[SHORT PROBLEM 1]:
In the passage on Egypt's Justice Party, rewrite the portion starting with "The founding committee" and going on through "theologian Yusuf al-Qaradawi.", changing "consultants" to "advisers".
[SHORT PROBLEM 2]:
Answer these from the passage on Egypt's Justice Party:
(a) In what month and year was the party officially founded?
(b) Where was the first party conference held?
(c) Which movement did the party join in 2017?

[READING TEXT]:
◆ ◆ ◆ ◆
- President: Abdel-Moneim Imam
- Chairperson: Youssef Hamada Youssef
- First Secretary: Omar Azziz
- Founded: 2011
- Headquarters: Garden City, Cairo
- Ideology: Big tent
- Political position: Centre
- National affiliation: Civil Democratic Movement (2017-2026) Democratic Path Alliance National Unified List for Egypt (since 2020)
- International affiliation: Liberal International
- Colours: Red, White and Black
- House of Representatives: 11 / 596
- Senate: 4 / 300

Website
- eladlparty.com

= Justice Party (Egypt) =

Political party in Egypt

The Justice Party (حزب العدل) is a political party in Egypt. It was founded after the Egyptian Revolution of 2011 by a group of people from different movements that led to the revolution including the April 6 Youth Movement, the National Association for Change and Kefaya.

== History ==
After the 2011 Egyptian revolution, a group of youth taking part in the revolution announced they would be founding their own party. In May 2011, the party was officially founded after gathering 5,000 signatures from all across Egypt. Its foundation was celebrated with the first party conference being held in Al-Azhar Park. It supports centrism and secularism.

The founding committee for the Justice Party included democracy activists such as Mostafa el-Naggar, Ahmed Shoukry, Abdel-Moneim Imam, Dalia Ziada, in addition to Hisham Akram and Mohamed Gabr. The party had a group of consultants which included Egyptian economist Mona ElBaradei, sister of presidential candidate Mohamed ElBaradei, Egyptian political scientist Amr el-Shobaky, as well as Abdelgelil Mostafa, the general coordinator of Egyptian Movement for Change, also known as Kefaya, and Egyptian poet and activist Abdul Rahman Yusuf, son of Islamic theologian Yusuf al-Qaradawi.

The party fielded candidates for about a third of Egyptian parliamentary seats during the 2011-2012 parliamentary elections that started in November 2011.

The party joined the Civil Democratic Movement in 2017.

The Justice Party joined the National Unified List for Egypt ahead of the 2020 Egyptian parliamentary election.
◆ ◆ ◆ ◆
[Data listing]
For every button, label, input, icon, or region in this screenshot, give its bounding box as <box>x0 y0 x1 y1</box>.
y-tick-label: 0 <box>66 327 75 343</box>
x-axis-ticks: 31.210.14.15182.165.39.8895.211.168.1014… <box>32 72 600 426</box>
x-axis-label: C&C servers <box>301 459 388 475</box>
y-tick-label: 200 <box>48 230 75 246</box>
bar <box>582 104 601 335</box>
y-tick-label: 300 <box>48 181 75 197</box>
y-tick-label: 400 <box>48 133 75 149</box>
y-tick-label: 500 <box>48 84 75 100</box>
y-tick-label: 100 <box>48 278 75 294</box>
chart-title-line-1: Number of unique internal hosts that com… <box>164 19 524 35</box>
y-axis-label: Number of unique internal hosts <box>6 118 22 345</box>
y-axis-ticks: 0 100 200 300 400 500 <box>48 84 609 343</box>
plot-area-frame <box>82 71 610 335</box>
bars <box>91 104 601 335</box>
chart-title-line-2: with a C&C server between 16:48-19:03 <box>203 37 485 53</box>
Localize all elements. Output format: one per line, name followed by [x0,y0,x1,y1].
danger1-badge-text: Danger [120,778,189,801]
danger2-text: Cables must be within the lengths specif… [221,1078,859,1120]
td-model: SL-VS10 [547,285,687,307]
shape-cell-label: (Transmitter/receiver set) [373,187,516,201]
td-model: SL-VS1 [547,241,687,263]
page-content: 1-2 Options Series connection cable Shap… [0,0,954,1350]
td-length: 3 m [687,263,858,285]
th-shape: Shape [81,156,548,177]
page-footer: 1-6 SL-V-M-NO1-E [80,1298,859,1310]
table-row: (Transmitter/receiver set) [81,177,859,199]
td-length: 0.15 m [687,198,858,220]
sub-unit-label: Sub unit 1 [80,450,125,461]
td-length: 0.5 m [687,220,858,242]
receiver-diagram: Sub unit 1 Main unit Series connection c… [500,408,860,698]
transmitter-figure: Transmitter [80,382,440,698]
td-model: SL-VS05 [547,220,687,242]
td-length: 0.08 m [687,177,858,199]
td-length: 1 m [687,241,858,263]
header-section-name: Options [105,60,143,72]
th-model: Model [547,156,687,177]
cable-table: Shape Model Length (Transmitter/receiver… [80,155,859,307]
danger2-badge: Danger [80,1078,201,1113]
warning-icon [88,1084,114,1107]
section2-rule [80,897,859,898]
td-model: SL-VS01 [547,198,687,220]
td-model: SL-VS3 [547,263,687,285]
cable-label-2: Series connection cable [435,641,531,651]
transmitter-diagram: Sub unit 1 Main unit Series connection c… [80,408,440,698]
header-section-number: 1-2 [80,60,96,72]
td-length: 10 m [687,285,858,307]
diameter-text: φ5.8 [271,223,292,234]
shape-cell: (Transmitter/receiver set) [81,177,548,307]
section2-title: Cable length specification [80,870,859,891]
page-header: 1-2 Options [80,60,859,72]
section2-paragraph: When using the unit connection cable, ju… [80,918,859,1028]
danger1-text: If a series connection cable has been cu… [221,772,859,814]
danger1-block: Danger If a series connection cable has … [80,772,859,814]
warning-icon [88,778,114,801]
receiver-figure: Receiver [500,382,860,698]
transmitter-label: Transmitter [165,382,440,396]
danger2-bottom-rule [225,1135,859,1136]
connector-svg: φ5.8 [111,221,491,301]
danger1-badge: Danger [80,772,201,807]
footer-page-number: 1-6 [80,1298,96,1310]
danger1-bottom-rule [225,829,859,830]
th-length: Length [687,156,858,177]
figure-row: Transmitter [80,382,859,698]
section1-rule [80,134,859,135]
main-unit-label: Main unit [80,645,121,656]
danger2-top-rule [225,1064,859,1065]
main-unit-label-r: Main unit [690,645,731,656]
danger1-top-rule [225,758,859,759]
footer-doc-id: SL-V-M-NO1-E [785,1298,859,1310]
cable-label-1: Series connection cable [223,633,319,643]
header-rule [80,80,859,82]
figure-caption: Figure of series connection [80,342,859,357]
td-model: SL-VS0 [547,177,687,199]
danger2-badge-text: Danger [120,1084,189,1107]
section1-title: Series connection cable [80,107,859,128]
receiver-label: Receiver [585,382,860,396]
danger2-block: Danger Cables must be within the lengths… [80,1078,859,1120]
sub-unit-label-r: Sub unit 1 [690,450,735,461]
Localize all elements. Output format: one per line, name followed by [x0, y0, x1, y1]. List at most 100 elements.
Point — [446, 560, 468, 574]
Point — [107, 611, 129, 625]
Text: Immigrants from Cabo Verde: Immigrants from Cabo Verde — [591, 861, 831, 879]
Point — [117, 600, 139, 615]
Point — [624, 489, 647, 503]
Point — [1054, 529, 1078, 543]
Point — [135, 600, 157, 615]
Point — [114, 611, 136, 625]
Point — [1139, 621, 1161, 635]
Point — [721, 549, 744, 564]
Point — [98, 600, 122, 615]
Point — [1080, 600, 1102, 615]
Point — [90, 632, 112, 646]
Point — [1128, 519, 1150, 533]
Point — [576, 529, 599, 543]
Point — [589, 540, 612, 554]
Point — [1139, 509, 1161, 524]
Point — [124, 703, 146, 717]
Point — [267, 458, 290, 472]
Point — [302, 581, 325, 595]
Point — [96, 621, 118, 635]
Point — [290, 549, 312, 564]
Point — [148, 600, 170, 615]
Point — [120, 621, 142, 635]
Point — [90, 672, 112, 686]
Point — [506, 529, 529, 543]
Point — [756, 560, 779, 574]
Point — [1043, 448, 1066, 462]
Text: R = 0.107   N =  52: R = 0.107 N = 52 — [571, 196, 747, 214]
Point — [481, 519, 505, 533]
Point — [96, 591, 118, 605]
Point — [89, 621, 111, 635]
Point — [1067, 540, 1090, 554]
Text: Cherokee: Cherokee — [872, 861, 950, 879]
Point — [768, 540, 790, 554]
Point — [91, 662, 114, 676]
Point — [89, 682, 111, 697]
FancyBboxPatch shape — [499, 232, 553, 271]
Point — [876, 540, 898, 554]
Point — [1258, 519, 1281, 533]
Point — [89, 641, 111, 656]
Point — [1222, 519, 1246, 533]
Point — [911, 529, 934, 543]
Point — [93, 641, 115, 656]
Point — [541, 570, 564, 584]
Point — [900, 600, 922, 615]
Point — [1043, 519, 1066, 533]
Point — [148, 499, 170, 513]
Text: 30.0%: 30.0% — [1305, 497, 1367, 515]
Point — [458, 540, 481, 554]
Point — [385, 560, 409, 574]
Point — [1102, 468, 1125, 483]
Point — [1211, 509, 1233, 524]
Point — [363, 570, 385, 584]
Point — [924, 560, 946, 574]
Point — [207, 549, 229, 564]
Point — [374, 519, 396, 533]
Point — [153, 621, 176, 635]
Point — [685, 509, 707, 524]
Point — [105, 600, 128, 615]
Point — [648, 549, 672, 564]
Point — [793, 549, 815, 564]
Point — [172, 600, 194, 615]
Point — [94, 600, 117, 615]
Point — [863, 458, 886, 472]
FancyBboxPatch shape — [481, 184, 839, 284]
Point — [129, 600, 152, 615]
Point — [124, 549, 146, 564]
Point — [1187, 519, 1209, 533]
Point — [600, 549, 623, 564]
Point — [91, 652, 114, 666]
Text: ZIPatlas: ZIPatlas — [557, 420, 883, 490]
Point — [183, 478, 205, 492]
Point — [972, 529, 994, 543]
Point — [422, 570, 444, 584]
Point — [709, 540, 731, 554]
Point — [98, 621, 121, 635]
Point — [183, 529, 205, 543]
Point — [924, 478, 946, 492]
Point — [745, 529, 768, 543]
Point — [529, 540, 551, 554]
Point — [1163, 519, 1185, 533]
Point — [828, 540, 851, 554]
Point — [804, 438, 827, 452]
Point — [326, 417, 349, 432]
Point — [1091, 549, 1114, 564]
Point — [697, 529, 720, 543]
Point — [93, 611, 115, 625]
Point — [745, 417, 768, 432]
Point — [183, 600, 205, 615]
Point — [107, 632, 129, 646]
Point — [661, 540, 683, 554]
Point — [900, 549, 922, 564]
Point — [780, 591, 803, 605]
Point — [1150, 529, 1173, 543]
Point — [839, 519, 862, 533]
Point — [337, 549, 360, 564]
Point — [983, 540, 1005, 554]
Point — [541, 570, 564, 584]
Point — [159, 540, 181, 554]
◆ ◆ ◆ ◆
[TASK RESULT 1]:
The founding committee for the Justice Party included democracy activists such as Mostafa el-Naggar, Ahmed Shoukry, Abdel-Moneim Imam, Dalia Ziada, in addition to Hisham Akram and Mohamed Gabr. The party had a group of advisers which included Egyptian economist Mona ElBaradei, sister of presidential candidate Mohamed ElBaradei, Egyptian political scientist Amr el-Shobaky, as well as Abdelgelil Mostafa, the general coordinator of Egyptian Movement for Change, also known as Kefaya, and Egyptian poet and activist Abdul Rahman Yusuf, son of Islamic theologian Yusuf al-Qaradawi.

[TASK RESULT 2]:
(a) May 2011
(b) Al-Azhar Park
(c) The Civil Democratic Movement